◆ Do this ◆
In the entries below, count every line containing "true". Reply with the number alone.

****

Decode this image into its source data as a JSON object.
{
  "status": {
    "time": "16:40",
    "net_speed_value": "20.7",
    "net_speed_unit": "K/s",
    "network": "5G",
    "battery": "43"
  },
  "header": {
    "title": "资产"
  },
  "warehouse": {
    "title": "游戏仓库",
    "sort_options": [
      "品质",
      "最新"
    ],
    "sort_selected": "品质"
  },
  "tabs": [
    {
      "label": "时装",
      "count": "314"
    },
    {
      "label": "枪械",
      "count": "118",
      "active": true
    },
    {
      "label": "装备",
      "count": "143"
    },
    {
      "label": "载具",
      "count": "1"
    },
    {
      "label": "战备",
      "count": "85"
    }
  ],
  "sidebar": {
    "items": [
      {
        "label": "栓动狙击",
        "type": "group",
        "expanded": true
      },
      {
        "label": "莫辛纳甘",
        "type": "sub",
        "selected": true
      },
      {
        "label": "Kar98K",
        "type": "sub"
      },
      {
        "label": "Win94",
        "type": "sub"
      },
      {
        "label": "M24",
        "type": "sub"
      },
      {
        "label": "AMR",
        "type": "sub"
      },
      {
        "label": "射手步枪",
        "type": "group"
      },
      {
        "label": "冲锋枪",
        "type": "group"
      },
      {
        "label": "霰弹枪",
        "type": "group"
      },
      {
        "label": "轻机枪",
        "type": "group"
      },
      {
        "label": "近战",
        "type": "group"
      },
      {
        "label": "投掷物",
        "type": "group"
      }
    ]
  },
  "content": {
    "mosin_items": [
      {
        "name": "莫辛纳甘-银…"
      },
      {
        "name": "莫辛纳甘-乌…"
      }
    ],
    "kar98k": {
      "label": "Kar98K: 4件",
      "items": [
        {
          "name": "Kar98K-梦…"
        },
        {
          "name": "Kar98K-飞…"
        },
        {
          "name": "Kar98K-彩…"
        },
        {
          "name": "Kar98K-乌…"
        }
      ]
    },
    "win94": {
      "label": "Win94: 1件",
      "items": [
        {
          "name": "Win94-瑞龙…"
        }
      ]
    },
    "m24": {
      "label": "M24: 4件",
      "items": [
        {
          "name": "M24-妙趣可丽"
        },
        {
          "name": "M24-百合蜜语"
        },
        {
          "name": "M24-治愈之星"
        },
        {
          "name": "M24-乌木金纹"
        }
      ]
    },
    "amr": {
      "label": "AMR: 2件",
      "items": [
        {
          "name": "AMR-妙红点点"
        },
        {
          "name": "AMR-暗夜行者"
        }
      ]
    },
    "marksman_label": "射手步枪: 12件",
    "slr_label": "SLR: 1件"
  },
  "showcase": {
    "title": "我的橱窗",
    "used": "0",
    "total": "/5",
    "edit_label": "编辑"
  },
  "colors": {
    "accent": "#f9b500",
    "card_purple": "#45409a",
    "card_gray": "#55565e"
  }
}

****

◆ Response below ◆
3